## Task brief
All lines in which the word "orig" occurs are to be extracted.
● ● ● ●
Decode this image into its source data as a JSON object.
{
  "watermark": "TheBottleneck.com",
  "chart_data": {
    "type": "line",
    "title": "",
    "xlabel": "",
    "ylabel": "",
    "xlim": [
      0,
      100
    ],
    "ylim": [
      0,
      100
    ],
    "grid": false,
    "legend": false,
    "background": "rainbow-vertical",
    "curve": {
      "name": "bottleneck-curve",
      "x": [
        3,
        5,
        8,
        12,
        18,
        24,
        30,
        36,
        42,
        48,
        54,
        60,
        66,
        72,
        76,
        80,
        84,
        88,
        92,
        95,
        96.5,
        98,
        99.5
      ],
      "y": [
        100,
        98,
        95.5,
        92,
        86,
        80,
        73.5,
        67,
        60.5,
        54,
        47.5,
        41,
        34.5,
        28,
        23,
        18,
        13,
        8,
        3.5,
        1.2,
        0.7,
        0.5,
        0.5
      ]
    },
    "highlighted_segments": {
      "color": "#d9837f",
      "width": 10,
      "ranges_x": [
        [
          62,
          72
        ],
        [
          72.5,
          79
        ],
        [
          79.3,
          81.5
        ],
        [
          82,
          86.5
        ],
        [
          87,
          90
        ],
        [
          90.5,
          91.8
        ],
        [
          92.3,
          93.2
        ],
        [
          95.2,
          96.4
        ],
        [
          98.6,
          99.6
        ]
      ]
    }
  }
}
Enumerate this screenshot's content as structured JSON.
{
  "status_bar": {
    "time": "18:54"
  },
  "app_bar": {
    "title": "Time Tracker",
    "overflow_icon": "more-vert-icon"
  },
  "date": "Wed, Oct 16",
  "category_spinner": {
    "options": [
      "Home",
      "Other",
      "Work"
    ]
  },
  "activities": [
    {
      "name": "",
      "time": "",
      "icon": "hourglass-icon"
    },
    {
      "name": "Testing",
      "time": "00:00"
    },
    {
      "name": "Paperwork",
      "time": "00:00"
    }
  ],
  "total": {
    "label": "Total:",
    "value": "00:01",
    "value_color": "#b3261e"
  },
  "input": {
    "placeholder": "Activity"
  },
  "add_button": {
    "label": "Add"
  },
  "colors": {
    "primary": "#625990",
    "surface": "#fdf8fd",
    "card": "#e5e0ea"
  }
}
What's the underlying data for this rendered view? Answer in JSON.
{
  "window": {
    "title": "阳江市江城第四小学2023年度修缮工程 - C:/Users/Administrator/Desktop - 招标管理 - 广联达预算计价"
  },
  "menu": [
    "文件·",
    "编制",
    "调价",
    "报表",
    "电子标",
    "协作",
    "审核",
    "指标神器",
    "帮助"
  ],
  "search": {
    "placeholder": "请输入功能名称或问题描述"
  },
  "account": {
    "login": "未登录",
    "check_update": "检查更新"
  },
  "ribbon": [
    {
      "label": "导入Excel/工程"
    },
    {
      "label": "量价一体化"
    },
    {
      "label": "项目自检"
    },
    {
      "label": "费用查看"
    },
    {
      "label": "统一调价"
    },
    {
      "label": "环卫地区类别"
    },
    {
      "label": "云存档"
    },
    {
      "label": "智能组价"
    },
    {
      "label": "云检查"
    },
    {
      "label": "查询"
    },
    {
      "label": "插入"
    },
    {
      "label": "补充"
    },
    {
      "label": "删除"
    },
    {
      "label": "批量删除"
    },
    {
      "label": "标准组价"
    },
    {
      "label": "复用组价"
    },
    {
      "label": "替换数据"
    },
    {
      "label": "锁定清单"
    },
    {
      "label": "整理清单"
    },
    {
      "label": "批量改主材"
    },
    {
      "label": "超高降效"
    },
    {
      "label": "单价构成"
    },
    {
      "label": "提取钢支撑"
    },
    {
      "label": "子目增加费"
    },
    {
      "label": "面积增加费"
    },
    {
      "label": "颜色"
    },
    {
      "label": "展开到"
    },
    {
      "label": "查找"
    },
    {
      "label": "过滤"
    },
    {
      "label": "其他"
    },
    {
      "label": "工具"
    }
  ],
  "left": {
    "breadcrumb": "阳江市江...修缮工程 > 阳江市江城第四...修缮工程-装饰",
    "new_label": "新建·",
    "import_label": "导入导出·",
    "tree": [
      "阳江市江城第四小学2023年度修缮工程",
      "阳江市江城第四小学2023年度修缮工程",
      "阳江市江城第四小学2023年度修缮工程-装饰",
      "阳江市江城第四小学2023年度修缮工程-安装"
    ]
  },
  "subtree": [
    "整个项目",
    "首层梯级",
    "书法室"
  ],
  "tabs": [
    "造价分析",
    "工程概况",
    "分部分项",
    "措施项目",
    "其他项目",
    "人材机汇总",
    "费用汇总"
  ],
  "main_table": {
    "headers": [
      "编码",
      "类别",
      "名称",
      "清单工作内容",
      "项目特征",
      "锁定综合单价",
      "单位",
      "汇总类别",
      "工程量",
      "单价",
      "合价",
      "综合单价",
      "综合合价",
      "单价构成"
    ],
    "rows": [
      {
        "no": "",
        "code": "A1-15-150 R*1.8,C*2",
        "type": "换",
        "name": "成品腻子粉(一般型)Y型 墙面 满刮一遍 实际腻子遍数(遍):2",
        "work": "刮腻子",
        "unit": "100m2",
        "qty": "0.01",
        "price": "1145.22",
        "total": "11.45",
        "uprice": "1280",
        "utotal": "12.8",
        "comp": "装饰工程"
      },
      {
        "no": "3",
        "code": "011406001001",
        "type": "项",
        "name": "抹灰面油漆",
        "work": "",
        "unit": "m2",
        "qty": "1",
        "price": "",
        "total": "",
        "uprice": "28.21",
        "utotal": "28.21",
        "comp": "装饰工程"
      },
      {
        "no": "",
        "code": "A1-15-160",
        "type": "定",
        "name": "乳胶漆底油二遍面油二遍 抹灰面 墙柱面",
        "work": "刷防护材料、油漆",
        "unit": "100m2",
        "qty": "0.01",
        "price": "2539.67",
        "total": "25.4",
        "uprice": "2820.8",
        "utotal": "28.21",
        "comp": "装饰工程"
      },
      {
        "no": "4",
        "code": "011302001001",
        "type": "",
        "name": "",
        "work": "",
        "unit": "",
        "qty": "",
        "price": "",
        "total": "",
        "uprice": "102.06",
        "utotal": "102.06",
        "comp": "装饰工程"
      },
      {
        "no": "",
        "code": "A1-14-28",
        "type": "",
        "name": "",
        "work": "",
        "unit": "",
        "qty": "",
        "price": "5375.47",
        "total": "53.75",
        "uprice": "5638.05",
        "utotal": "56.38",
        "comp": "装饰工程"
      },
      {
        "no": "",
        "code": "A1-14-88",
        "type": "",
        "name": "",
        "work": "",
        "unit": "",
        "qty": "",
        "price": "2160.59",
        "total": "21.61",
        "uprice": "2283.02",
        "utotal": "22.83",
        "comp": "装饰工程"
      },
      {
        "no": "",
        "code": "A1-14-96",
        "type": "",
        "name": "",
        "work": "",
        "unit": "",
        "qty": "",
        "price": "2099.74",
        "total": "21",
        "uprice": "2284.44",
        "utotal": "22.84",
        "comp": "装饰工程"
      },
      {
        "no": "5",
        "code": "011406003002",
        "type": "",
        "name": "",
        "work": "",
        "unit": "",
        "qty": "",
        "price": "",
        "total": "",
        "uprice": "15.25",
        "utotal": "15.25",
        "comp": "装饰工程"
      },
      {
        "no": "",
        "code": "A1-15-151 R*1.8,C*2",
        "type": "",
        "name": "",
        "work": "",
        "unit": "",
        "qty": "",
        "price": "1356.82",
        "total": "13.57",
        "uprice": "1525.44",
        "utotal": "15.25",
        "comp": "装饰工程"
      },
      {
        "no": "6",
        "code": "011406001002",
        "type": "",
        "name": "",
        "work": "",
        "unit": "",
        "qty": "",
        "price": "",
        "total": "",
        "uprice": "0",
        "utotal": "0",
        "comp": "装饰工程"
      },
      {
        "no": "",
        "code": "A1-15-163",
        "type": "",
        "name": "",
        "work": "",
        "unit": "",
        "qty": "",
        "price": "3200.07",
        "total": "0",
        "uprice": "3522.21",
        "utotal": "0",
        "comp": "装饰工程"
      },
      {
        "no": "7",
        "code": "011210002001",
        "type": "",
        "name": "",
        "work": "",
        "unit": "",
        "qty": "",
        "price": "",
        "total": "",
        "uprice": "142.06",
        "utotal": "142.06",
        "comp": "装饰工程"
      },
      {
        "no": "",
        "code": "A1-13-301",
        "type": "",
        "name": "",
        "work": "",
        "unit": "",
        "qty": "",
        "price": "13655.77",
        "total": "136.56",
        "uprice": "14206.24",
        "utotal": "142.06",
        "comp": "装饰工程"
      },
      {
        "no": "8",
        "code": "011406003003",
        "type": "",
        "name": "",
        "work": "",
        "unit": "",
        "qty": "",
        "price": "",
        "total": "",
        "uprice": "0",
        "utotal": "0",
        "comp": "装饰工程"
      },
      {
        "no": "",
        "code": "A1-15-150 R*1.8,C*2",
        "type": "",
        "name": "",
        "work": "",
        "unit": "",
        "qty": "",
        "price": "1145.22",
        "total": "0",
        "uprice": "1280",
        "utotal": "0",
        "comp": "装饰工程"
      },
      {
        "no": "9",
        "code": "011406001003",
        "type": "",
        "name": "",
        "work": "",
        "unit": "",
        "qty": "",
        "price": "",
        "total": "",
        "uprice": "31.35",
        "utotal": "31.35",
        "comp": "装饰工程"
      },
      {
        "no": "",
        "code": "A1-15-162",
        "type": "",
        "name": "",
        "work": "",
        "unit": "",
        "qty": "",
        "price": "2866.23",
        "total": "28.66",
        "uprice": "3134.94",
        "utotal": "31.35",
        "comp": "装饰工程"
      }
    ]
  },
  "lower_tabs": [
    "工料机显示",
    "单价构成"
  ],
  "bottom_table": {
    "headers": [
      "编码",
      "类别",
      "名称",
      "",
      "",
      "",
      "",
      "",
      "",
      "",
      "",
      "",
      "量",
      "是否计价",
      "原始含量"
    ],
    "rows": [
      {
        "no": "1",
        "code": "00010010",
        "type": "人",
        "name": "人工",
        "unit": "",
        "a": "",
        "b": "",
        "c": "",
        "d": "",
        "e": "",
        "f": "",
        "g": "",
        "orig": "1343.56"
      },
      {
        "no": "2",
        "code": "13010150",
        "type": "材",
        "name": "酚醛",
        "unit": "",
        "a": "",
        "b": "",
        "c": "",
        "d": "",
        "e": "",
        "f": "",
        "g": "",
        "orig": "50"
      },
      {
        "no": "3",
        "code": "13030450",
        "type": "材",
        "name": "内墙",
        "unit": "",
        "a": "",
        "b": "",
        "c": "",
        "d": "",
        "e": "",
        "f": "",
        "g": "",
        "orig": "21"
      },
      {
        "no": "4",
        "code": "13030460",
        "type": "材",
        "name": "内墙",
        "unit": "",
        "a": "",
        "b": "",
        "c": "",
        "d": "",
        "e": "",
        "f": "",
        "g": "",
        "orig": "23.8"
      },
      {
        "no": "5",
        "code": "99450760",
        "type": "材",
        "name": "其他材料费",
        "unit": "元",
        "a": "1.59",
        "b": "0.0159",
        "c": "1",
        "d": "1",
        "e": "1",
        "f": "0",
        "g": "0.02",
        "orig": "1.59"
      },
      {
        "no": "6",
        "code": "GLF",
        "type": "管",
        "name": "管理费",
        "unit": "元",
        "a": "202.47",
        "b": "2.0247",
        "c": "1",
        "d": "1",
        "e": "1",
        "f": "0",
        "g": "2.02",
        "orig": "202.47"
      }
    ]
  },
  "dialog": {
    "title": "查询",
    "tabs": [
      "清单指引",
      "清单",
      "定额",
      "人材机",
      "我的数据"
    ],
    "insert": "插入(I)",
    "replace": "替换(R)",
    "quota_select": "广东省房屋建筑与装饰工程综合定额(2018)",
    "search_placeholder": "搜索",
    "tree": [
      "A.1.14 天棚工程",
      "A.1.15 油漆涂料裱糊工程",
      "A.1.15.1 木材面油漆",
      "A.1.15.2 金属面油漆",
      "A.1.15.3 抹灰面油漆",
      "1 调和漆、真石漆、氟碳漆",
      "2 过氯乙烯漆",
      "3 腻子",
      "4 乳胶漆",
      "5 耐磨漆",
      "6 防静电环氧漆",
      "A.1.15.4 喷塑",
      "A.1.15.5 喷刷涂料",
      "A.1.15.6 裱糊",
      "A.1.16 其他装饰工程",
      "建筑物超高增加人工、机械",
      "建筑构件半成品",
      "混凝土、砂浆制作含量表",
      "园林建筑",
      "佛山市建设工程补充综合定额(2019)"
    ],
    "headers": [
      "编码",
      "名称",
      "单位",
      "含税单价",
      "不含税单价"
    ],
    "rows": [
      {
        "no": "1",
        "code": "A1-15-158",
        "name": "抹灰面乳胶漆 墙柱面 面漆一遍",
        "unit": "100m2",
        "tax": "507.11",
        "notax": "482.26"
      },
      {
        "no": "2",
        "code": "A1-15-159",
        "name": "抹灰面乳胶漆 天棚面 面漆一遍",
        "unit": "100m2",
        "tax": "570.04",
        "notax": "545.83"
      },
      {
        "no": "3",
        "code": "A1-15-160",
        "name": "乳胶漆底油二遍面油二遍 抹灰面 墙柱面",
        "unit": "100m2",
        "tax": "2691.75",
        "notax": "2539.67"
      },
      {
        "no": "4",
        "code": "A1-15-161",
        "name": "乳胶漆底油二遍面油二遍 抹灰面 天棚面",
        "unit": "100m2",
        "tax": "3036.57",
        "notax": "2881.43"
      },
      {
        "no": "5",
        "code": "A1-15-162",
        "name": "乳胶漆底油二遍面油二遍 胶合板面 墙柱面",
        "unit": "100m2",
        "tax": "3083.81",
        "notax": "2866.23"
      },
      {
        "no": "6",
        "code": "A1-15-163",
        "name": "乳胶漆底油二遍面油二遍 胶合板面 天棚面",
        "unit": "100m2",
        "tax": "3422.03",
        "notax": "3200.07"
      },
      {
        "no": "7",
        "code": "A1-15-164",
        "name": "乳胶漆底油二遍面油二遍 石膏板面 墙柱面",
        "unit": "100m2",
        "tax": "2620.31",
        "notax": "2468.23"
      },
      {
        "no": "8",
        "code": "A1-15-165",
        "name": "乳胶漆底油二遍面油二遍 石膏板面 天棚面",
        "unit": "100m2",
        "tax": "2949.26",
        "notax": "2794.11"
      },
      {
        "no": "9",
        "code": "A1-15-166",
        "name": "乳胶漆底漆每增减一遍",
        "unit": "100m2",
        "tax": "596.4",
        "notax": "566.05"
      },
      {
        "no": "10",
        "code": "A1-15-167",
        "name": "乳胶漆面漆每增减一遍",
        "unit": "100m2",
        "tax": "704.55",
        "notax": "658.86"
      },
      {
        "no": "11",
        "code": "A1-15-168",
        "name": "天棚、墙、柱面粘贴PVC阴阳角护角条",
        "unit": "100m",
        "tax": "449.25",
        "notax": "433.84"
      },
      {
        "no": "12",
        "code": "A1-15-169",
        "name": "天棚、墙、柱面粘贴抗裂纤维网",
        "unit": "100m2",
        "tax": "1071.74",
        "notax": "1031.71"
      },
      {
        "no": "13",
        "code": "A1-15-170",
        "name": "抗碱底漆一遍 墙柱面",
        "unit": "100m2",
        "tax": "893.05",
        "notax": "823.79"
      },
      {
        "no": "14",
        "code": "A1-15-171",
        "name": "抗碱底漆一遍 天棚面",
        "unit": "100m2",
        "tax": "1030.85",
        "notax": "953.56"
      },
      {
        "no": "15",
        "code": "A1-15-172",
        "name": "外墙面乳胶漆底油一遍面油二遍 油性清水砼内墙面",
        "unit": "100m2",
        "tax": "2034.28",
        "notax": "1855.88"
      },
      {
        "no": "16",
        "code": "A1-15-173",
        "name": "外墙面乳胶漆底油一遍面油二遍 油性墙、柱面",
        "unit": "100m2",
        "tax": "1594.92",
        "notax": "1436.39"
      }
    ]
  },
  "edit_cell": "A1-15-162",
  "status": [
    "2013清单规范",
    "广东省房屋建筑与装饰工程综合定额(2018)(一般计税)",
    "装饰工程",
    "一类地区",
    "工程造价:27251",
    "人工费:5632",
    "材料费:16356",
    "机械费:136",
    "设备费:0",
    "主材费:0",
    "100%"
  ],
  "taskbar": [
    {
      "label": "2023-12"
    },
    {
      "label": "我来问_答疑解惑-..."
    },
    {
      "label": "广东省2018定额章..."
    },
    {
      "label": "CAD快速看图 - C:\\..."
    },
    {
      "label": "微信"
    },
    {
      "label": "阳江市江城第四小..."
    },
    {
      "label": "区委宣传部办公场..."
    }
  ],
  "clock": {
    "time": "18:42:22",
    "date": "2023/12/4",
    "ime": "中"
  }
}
● ● ● ●
## Task output
        "orig": "1343.56"
        "orig": "50"
        "orig": "21"
        "orig": "23.8"
        "orig": "1.59"
        "orig": "202.47"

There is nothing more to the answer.